Estabilidade: quem a merece, dela não precisa. Quem dela precisa, não a merece

Talvez esteja o momento de efetuar-se um questionamento quanto ao próprio instituto da estabilidade dos servidores públicos, mesmo porque os servidores que se destacam por sua competência, que, em uma análise meritória, dela não necessitam

Dênerson Dias Rosa

Durante a época do Brasil Império, o desempenho de funções públicas dava-se por meio de delegação, direta ou indireta, do Imperador. Tinha-se tão-somente o exercício de cargos sob a modalidade “em confiança”, podendo o Imperador admitir ou exonerar funcionários públicos quando julgasse conveniente.

Esta situação fundamentava-se na presunção de que a vontade do Imperador confundia-se com a vontade do próprio Estado e, conseqüentemente, com a vontade e interesse coletivo.

■ DADOS APRESENTADOS ■
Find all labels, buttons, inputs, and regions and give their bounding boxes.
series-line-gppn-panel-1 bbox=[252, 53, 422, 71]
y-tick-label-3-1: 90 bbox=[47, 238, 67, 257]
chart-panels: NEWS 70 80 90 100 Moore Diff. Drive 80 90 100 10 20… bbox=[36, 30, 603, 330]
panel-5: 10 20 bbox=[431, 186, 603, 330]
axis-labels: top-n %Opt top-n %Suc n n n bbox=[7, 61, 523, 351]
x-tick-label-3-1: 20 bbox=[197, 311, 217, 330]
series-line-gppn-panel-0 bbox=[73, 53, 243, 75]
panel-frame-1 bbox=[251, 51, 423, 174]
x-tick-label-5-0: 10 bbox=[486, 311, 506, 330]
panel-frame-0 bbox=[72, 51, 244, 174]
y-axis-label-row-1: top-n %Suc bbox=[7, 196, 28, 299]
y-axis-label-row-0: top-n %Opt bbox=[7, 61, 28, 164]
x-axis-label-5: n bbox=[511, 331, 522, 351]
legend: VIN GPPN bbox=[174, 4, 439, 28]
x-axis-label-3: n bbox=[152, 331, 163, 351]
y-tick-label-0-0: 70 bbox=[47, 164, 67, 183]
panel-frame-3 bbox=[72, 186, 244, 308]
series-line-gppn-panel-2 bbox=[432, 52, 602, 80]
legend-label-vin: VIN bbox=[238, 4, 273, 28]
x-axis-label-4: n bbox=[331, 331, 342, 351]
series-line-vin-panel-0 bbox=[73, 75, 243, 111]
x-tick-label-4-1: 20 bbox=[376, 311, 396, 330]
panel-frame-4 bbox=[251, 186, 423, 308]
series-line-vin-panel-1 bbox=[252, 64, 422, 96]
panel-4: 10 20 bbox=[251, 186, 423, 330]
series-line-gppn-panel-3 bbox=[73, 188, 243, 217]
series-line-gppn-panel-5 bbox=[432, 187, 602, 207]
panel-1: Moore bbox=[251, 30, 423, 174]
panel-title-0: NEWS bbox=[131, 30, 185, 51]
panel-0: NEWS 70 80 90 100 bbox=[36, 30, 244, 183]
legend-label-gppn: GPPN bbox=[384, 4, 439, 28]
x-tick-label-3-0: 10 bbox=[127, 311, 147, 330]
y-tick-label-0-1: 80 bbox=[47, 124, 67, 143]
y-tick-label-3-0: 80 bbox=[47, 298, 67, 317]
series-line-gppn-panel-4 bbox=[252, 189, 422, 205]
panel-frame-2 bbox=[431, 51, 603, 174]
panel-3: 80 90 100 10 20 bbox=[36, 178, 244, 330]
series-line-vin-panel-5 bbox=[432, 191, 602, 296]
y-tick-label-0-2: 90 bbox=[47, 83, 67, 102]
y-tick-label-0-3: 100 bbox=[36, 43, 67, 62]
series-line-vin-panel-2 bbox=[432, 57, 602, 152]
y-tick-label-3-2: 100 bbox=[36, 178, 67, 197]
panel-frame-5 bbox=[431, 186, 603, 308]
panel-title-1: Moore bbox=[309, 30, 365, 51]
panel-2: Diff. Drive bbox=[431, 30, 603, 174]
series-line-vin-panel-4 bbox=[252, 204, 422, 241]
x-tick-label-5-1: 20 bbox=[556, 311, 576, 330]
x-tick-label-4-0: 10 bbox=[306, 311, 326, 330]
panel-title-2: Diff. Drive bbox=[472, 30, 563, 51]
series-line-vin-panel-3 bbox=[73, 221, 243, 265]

■ INSTRUÇÕES DO EXERCÍCIO ■
**1)** Transcreva, do trecho sobre a estabilidade dos servidores públicos, a passagem que vai de "Talvez esteja o" a "quando julgasse conveniente.".
**2)** Reproduza sem alterações as linhas dos dados apresentados, desde a primeira até a linha que contém "panel-frame-1 bbox=[251, 51, 423, 174]", ambas incluídas.

■ SOLUÇÕES DAS TAREFAS ■
**1)**
Talvez esteja o momento de efetuar-se um questionamento quanto ao próprio instituto da estabilidade dos servidores públicos, mesmo porque os servidores que se destacam por sua competência, que, em uma análise meritória, dela não necessitam

Dênerson Dias Rosa

Durante a época do Brasil Império, o desempenho de funções públicas dava-se por meio de delegação, direta ou indireta, do Imperador. Tinha-se tão-somente o exercício de cargos sob a modalidade “em confiança”, podendo o Imperador admitir ou exonerar funcionários públicos quando julgasse conveniente.

**2)**
Find all labels, buttons, inputs, and regions and give their bounding boxes.
series-line-gppn-panel-1 bbox=[252, 53, 422, 71]
y-tick-label-3-1: 90 bbox=[47, 238, 67, 257]
chart-panels: NEWS 70 80 90 100 Moore Diff. Drive 80 90 100 10 20… bbox=[36, 30, 603, 330]
panel-5: 10 20 bbox=[431, 186, 603, 330]
axis-labels: top-n %Opt top-n %Suc n n n bbox=[7, 61, 523, 351]
x-tick-label-3-1: 20 bbox=[197, 311, 217, 330]
series-line-gppn-panel-0 bbox=[73, 53, 243, 75]
panel-frame-1 bbox=[251, 51, 423, 174]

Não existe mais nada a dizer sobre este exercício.